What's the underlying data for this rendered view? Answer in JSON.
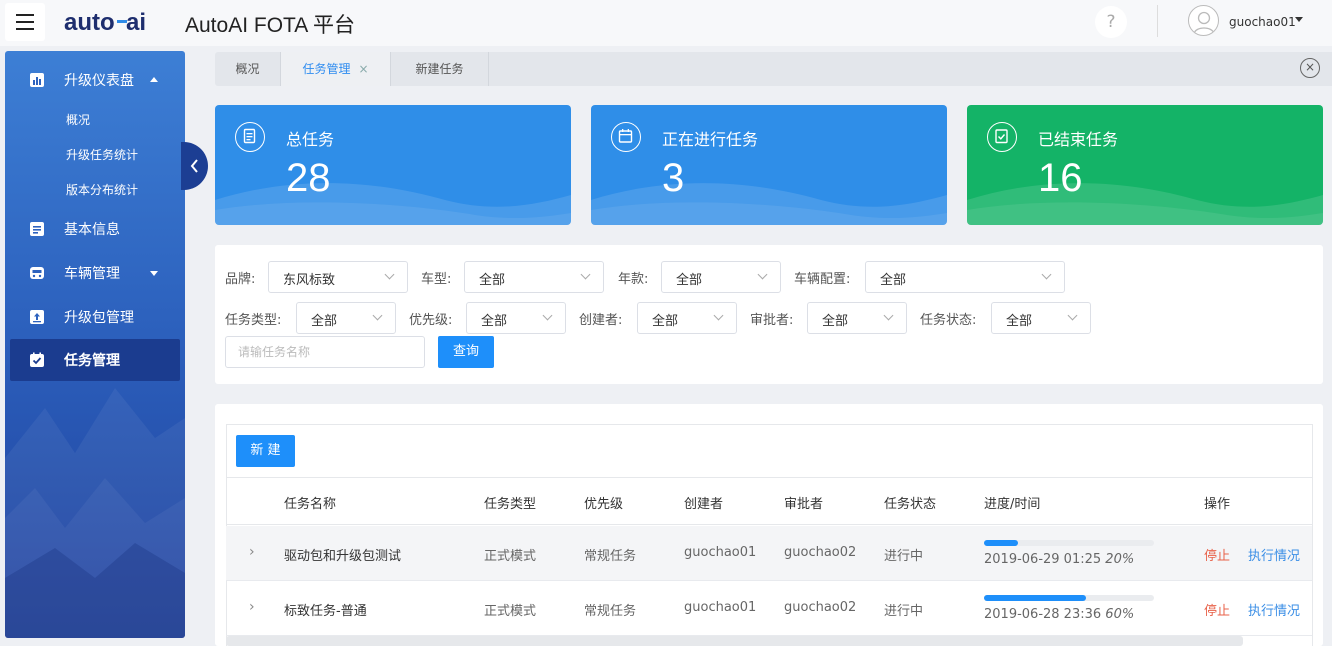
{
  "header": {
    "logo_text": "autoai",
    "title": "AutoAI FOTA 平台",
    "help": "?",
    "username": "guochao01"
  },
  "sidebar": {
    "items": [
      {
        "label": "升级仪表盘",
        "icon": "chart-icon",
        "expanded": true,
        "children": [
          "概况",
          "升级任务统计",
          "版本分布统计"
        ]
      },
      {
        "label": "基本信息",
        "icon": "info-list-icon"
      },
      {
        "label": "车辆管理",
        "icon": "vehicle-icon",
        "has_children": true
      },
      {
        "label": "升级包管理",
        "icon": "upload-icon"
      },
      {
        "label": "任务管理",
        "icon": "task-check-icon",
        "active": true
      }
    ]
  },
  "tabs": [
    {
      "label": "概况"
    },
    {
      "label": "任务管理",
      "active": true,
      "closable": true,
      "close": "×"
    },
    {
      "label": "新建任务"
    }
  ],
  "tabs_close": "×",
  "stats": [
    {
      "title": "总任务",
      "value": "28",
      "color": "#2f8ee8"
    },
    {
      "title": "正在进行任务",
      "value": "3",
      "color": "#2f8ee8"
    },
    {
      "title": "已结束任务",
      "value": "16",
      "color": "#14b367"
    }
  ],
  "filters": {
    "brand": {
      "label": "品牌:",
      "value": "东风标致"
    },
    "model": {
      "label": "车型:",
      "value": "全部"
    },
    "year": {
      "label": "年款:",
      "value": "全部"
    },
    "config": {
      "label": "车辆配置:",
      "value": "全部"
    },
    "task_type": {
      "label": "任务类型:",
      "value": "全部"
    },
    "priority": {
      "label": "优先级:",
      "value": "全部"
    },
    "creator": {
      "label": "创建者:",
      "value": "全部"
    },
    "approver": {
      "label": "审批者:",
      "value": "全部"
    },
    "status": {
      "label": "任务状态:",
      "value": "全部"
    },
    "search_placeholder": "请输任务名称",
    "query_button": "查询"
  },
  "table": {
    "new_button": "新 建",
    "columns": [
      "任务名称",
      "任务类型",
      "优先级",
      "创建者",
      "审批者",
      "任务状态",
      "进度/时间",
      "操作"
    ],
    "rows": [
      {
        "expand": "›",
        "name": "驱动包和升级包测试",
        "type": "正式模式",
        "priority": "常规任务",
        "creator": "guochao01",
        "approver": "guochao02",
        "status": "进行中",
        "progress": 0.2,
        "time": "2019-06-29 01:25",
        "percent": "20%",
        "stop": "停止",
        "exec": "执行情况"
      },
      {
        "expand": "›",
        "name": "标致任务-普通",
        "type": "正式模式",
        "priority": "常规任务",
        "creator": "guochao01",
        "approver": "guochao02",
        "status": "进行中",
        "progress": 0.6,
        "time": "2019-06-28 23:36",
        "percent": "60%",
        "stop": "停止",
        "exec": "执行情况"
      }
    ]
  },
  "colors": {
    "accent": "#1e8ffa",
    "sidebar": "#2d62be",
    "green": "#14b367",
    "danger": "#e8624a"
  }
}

....

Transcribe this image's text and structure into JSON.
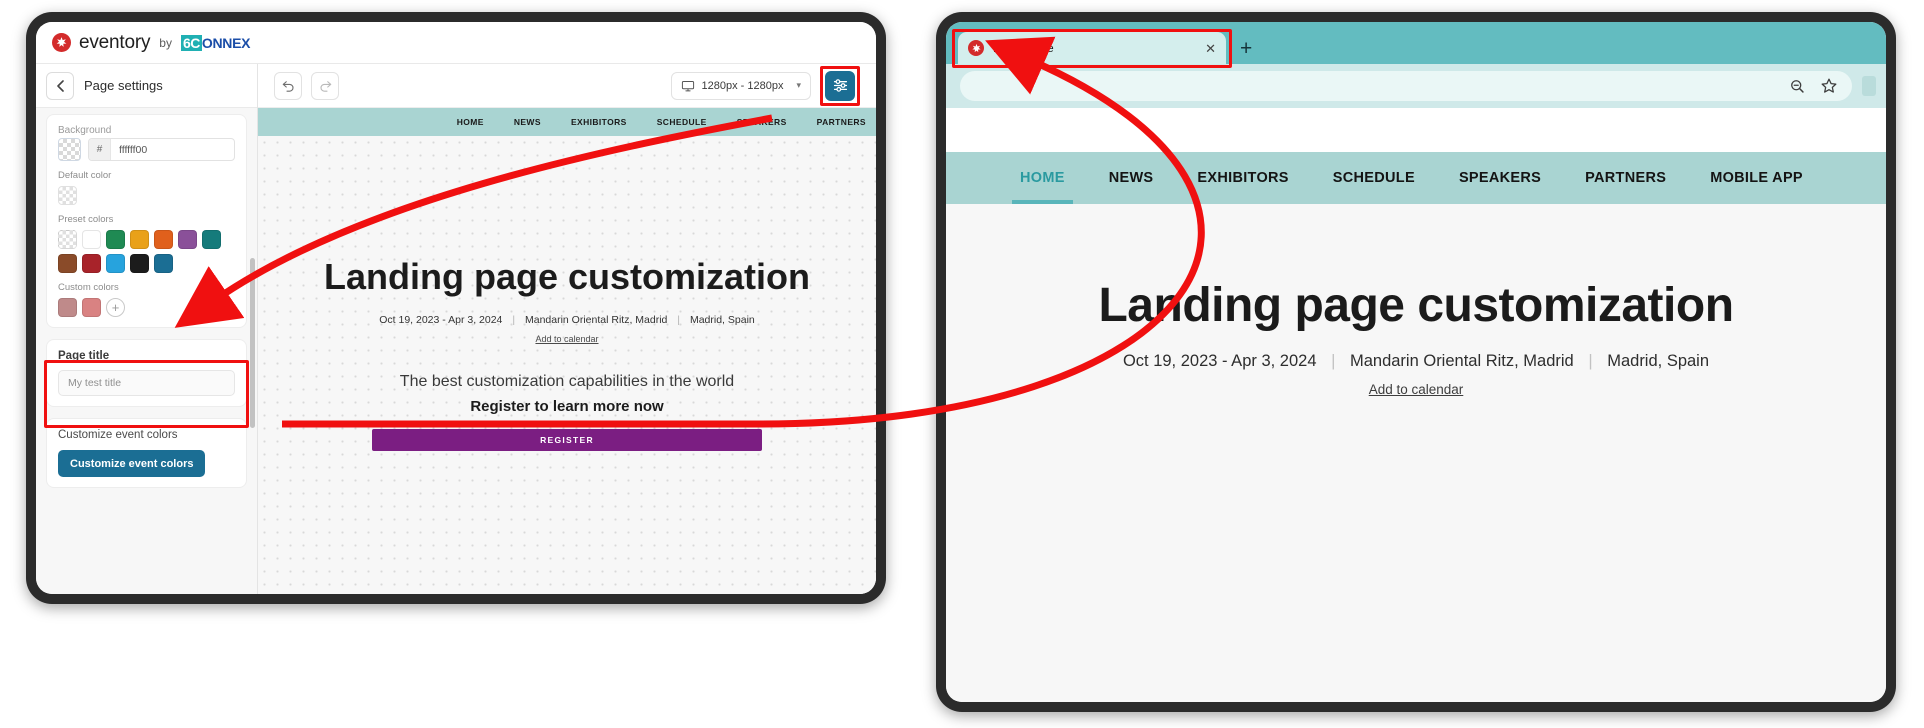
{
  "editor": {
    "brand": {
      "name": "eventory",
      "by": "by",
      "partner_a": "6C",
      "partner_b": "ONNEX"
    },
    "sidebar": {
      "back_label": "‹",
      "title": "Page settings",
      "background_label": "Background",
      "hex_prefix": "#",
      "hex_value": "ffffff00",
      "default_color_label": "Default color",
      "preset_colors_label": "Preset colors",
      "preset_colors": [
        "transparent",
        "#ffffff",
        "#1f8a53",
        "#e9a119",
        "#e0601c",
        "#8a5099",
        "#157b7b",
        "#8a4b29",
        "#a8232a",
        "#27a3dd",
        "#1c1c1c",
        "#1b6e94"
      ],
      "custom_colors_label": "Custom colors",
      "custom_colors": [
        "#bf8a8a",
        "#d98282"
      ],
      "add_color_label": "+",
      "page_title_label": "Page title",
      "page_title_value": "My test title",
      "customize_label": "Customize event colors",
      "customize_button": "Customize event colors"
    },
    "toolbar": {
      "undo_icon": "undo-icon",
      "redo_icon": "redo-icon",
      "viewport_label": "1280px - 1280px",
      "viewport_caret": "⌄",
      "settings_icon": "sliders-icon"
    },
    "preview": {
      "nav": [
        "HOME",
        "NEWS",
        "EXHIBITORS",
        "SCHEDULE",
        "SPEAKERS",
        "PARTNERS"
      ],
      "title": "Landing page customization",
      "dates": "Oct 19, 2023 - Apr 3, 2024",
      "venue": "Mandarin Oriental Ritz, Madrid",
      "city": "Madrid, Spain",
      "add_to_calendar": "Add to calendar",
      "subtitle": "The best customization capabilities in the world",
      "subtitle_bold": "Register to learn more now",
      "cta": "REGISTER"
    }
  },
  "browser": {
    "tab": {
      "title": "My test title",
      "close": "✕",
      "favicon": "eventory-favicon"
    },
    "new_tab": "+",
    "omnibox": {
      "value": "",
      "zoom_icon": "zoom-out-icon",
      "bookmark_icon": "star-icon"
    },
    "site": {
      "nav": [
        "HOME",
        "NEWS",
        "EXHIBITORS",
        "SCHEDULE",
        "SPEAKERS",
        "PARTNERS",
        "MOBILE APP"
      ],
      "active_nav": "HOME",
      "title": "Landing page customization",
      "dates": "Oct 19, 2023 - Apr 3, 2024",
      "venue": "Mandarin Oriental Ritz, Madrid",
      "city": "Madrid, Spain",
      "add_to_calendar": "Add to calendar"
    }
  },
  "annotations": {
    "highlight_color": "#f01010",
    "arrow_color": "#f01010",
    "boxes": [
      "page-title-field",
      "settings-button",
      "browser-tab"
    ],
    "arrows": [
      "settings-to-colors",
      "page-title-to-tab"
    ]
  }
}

....

SHORT TASK -
In the lines above, find each one with "Customize" and list it.

THE RESULT -
      "customize_label": "Customize event colors",
      "customize_button": "Customize event colors"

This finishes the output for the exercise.